— start Supplied records —

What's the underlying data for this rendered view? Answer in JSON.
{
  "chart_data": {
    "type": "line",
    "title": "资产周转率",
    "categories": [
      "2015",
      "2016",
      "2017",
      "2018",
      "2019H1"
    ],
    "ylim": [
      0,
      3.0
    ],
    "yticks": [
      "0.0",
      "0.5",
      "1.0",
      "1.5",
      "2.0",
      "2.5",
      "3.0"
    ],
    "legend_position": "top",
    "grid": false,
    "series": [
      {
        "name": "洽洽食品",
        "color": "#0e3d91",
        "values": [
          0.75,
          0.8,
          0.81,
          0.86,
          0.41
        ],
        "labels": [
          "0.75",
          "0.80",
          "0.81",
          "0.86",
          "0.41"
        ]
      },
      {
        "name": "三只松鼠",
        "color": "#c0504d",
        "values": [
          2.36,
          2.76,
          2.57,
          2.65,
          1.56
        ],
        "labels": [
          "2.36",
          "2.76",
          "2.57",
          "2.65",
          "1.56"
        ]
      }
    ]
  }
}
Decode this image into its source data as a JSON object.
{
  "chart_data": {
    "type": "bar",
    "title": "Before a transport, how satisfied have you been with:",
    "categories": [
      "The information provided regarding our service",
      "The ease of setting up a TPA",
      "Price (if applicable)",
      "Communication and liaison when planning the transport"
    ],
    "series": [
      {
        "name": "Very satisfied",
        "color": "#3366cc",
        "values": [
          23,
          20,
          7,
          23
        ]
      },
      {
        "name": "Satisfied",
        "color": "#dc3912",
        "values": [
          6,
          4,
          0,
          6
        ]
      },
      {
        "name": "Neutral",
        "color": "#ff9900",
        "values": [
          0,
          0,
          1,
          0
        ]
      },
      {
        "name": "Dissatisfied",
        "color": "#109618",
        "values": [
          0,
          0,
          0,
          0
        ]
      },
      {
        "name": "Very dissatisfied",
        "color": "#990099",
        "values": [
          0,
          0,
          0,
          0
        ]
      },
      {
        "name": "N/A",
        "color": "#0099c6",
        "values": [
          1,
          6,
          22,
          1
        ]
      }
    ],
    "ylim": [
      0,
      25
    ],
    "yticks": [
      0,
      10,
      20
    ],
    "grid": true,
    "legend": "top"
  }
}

— end Supplied records —
— start Supplied records —

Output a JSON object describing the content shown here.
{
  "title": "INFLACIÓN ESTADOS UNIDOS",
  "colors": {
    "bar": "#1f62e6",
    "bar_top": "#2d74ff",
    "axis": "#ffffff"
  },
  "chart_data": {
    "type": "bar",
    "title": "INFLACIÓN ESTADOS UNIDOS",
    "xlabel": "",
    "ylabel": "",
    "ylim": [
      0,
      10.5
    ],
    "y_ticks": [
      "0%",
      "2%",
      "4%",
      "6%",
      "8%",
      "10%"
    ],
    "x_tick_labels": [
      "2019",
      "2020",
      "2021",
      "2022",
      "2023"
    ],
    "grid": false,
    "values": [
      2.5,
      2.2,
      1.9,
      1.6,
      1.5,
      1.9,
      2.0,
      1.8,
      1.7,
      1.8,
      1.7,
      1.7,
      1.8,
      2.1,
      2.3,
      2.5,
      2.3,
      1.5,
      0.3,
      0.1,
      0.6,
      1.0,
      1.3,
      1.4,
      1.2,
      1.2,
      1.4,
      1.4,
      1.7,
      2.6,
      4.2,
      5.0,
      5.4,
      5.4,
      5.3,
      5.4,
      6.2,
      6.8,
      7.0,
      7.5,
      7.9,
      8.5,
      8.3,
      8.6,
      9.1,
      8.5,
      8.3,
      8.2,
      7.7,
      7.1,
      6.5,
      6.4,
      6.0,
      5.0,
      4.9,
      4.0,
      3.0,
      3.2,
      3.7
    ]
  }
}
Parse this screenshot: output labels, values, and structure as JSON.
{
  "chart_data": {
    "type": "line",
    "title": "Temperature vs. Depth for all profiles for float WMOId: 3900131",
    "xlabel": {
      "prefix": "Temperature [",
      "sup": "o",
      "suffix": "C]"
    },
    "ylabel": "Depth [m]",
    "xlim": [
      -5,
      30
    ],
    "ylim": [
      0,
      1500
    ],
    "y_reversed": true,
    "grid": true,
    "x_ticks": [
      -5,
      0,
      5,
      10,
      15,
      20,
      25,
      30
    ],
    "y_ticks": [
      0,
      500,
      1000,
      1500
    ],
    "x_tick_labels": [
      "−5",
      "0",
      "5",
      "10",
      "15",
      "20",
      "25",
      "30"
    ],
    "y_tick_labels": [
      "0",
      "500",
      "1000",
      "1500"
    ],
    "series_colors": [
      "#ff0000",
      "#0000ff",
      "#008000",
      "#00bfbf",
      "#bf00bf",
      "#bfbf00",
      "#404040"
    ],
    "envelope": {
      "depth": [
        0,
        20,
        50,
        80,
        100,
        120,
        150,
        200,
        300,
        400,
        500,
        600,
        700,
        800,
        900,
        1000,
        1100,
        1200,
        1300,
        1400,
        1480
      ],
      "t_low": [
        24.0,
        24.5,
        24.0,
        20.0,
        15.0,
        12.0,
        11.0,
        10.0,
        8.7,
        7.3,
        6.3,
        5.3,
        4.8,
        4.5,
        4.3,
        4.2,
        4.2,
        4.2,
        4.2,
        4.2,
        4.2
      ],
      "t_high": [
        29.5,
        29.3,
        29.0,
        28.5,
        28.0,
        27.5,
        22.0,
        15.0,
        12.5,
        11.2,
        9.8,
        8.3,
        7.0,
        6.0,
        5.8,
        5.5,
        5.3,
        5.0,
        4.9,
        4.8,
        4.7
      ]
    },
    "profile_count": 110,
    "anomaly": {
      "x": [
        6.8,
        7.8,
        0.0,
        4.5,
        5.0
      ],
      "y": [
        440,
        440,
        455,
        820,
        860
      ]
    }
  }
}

— end Supplied records —
— start Supplied records —

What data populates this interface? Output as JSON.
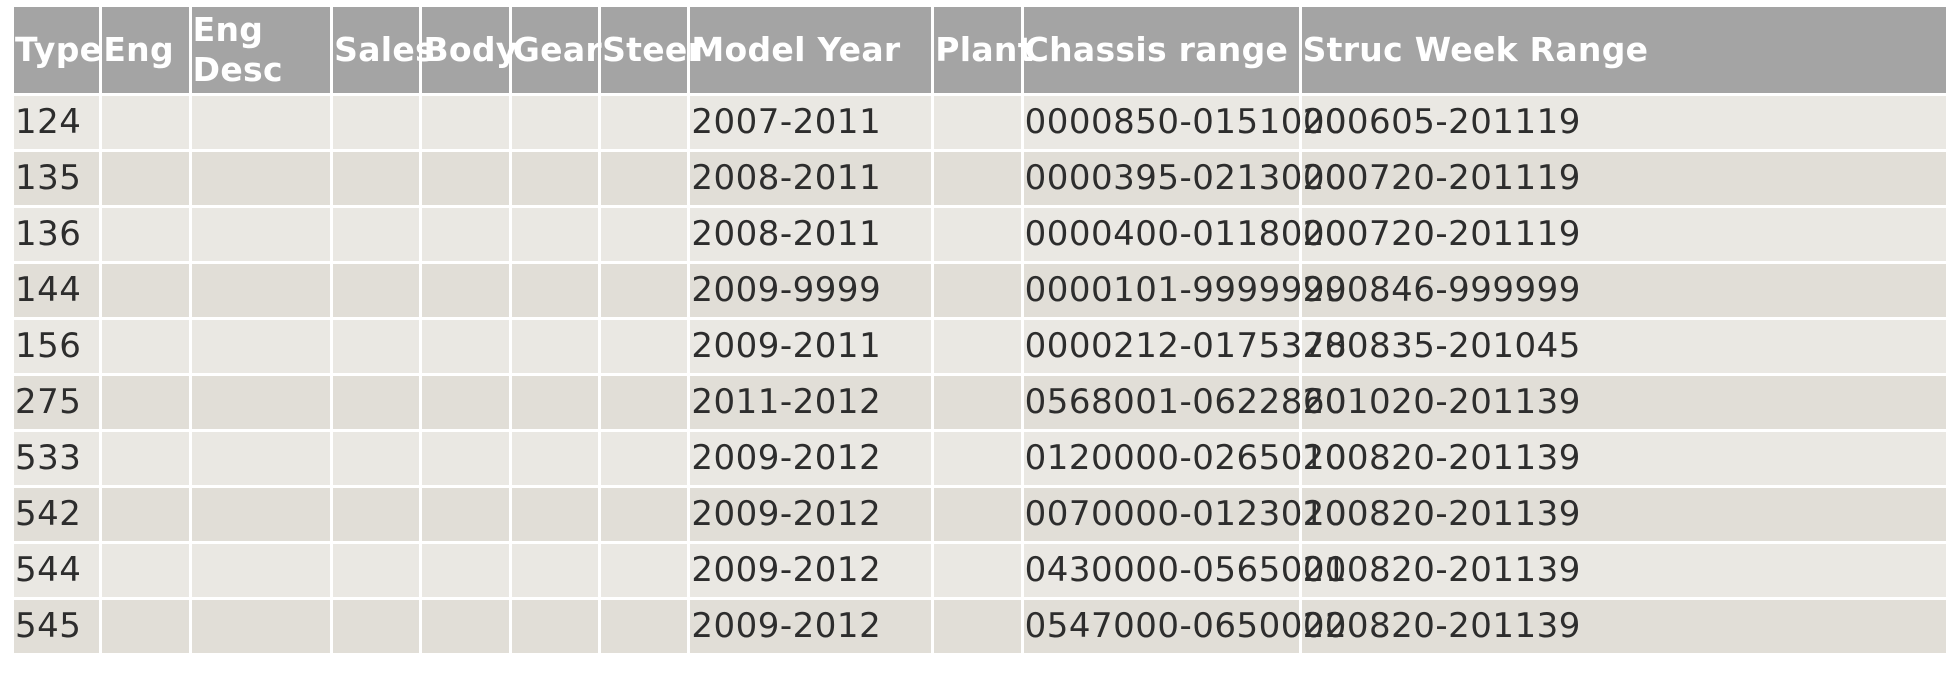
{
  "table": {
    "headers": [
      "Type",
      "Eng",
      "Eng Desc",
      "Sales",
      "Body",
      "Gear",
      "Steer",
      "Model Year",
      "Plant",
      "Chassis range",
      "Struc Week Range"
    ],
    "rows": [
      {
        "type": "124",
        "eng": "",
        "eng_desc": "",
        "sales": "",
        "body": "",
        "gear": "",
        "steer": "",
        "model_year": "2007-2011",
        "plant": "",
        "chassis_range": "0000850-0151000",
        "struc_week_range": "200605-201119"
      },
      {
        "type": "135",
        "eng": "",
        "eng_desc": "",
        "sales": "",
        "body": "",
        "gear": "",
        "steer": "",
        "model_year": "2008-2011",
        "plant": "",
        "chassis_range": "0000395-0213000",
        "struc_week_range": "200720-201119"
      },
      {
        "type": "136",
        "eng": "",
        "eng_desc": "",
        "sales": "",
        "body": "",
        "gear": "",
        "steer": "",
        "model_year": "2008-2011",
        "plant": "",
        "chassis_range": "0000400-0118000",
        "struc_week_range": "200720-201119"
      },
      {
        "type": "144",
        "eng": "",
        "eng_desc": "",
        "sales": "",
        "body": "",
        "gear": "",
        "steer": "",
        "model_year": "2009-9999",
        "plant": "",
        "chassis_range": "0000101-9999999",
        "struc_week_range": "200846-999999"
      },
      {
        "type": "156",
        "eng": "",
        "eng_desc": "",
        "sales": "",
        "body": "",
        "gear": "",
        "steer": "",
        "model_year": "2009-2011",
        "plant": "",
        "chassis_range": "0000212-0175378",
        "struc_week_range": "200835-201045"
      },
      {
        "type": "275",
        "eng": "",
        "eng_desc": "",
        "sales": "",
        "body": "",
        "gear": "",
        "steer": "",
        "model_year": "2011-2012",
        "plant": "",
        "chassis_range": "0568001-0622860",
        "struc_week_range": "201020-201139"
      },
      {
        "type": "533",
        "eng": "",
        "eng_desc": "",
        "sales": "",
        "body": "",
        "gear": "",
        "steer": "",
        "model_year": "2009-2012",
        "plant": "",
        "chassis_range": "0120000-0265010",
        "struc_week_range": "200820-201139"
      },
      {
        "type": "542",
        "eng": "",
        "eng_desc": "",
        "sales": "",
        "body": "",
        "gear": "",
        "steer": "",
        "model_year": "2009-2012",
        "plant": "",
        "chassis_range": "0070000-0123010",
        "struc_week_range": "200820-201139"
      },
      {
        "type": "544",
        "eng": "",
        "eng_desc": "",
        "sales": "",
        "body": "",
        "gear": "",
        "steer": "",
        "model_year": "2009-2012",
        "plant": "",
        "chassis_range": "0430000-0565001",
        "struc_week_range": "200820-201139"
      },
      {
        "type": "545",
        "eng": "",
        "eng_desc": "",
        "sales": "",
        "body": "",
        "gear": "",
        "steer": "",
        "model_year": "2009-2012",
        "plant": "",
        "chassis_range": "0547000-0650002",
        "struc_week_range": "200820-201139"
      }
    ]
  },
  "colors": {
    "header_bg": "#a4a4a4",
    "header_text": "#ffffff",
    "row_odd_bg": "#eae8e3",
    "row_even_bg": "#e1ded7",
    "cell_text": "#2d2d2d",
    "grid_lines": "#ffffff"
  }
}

— end Supplied records —

Task objective – Identify each line in the entries with the word "ESTADOS" and copy it.

The response –
  "title": "INFLACIÓN ESTADOS UNIDOS",
    "title": "INFLACIÓN ESTADOS UNIDOS",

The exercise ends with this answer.